# [WHAT IS BEING ASKED]
Copy the lines below word for word, leaving out the pictures.

# [INPUT ROWS]
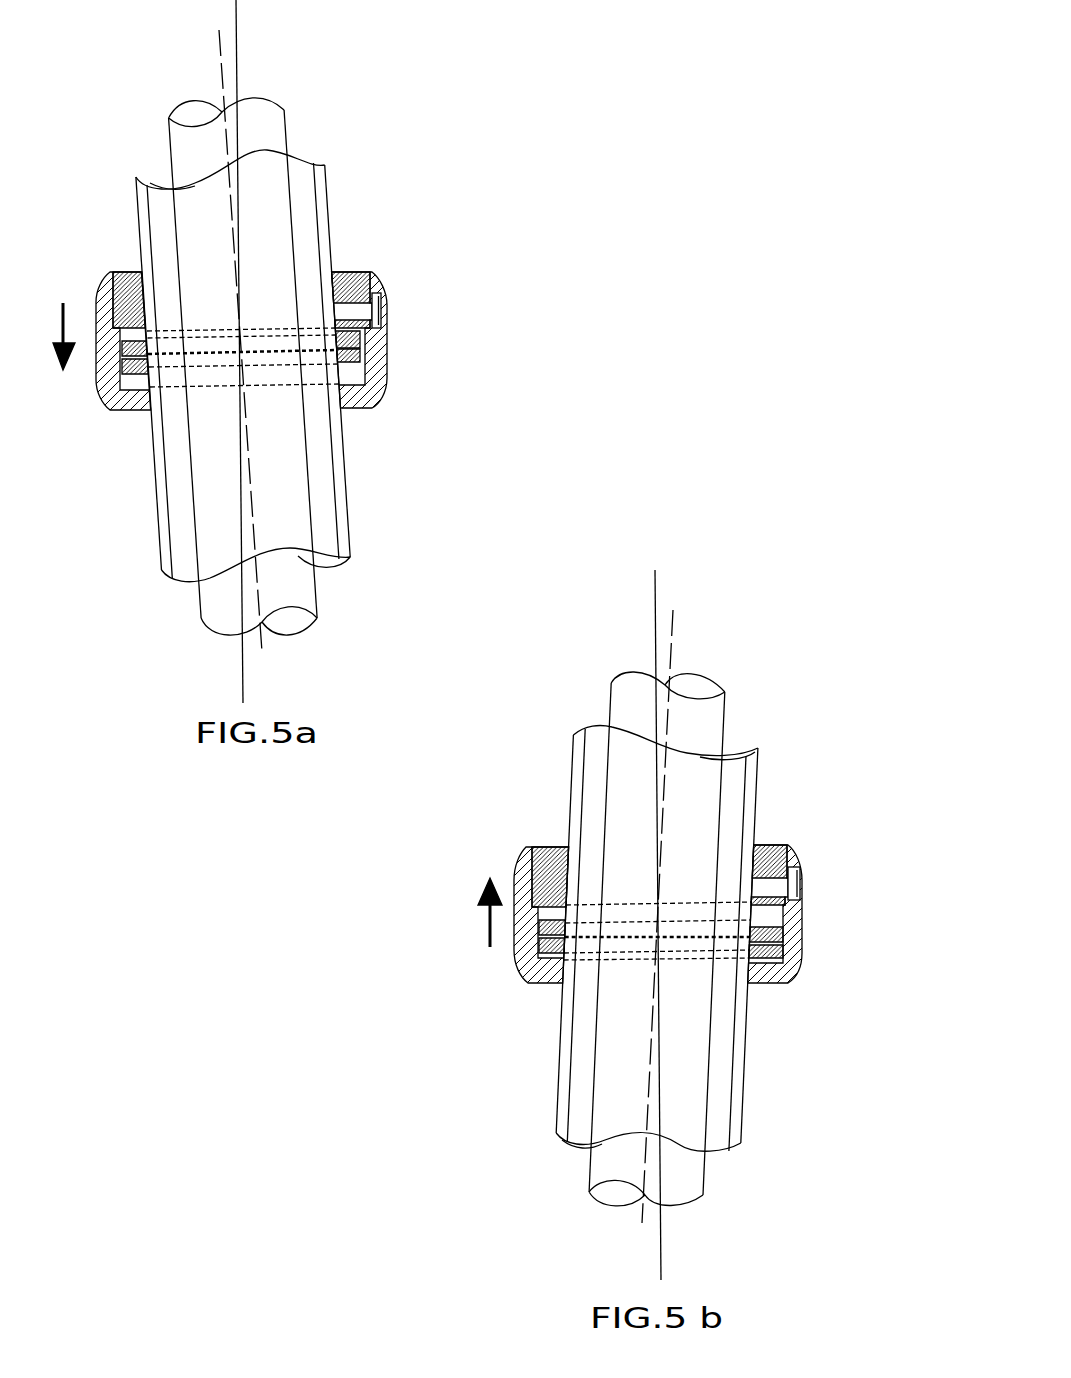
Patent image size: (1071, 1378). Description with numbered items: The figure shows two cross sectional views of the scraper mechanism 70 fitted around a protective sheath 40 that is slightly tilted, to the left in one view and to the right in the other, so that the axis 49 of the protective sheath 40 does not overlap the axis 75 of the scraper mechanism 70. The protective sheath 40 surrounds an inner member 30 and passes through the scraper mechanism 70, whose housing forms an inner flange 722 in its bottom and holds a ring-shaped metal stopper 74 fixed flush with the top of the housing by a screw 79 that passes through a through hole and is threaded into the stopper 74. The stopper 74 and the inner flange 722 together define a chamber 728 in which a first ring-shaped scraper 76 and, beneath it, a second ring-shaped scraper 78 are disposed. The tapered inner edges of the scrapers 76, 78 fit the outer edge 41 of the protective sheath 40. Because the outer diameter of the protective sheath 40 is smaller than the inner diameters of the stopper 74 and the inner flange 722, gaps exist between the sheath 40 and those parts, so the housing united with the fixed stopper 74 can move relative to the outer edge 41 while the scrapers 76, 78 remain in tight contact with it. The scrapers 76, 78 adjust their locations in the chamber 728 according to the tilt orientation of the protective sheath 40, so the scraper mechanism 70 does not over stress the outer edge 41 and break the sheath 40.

In FIG. 5a, the inner tube 30 is at (277, 130).
In FIG. 5b, the inner tube 30 is at (720, 712).
In FIG. 5a, the protective sheath 40 is at (318, 187).
In FIG. 5b, the protective sheath 40 is at (740, 763).
In FIG. 5a, the outer edge 41 is at (153, 480).
In FIG. 5b, the outer edge 41 is at (560, 1050).
In FIG. 5a, the axis 49 is at (220, 50).
In FIG. 5b, the axis 49 is at (673, 632).
In FIG. 5a, the axis 75 is at (238, 57).
In FIG. 5b, the axis 75 is at (656, 632).
In FIG. 5a, the scraper mechanism 70 is at (311, 346).
In FIG. 5b, the scraper mechanism 70 is at (606, 921).
In FIG. 5a, the inner flange 722 is at (135, 402).
In FIG. 5b, the inner flange 722 is at (550, 983).
In FIG. 5a, the stopper 74 is at (132, 282).
In FIG. 5b, the stopper 74 is at (547, 847).
In FIG. 5a, the chamber 728 is at (118, 318).
In FIG. 5b, the chamber 728 is at (542, 882).
In FIG. 5a, the first ring-shaped scraper 76 is at (355, 338).
In FIG. 5b, the first ring-shaped scraper 76 is at (777, 932).
In FIG. 5a, the second ring-shaped scraper 78 is at (362, 358).
In FIG. 5b, the second ring-shaped scraper 78 is at (777, 949).
In FIG. 5a, the screw 79 is at (378, 307).
In FIG. 5b, the screw 79 is at (792, 884).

# [RESPONSE]
Patent image size: (1071, 1378). Description with numbered items: The figure shows two cross sectional views of the scraper mechanism 70 fitted around a protective sheath 40 that is slightly tilted, to the left in one view and to the right in the other, so that the axis 49 of the protective sheath 40 does not overlap the axis 75 of the scraper mechanism 70. The protective sheath 40 surrounds an inner member 30 and passes through the scraper mechanism 70, whose housing forms an inner flange 722 in its bottom and holds a ring-shaped metal stopper 74 fixed flush with the top of the housing by a screw 79 that passes through a through hole and is threaded into the stopper 74. The stopper 74 and the inner flange 722 together define a chamber 728 in which a first ring-shaped scraper 76 and, beneath it, a second ring-shaped scraper 78 are disposed. The tapered inner edges of the scrapers 76, 78 fit the outer edge 41 of the protective sheath 40. Because the outer diameter of the protective sheath 40 is smaller than the inner diameters of the stopper 74 and the inner flange 722, gaps exist between the sheath 40 and those parts, so the housing united with the fixed stopper 74 can move relative to the outer edge 41 while the scrapers 76, 78 remain in tight contact with it. The scrapers 76, 78 adjust their locations in the chamber 728 according to the tilt orientation of the protective sheath 40, so the scraper mechanism 70 does not over stress the outer edge 41 and break the sheath 40.

In FIG. 5a, the inner tube 30 is at (277, 130).
In FIG. 5b, the inner tube 30 is at (720, 712).
In FIG. 5a, the protective sheath 40 is at (318, 187).
In FIG. 5b, the protective sheath 40 is at (740, 763).
In FIG. 5a, the outer edge 41 is at (153, 480).
In FIG. 5b, the outer edge 41 is at (560, 1050).
In FIG. 5a, the axis 49 is at (220, 50).
In FIG. 5b, the axis 49 is at (673, 632).
In FIG. 5a, the axis 75 is at (238, 57).
In FIG. 5b, the axis 75 is at (656, 632).
In FIG. 5a, the scraper mechanism 70 is at (311, 346).
In FIG. 5b, the scraper mechanism 70 is at (606, 921).
In FIG. 5a, the inner flange 722 is at (135, 402).
In FIG. 5b, the inner flange 722 is at (550, 983).
In FIG. 5a, the stopper 74 is at (132, 282).
In FIG. 5b, the stopper 74 is at (547, 847).
In FIG. 5a, the chamber 728 is at (118, 318).
In FIG. 5b, the chamber 728 is at (542, 882).
In FIG. 5a, the first ring-shaped scraper 76 is at (355, 338).
In FIG. 5b, the first ring-shaped scraper 76 is at (777, 932).
In FIG. 5a, the second ring-shaped scraper 78 is at (362, 358).
In FIG. 5b, the second ring-shaped scraper 78 is at (777, 949).
In FIG. 5a, the screw 79 is at (378, 307).
In FIG. 5b, the screw 79 is at (792, 884).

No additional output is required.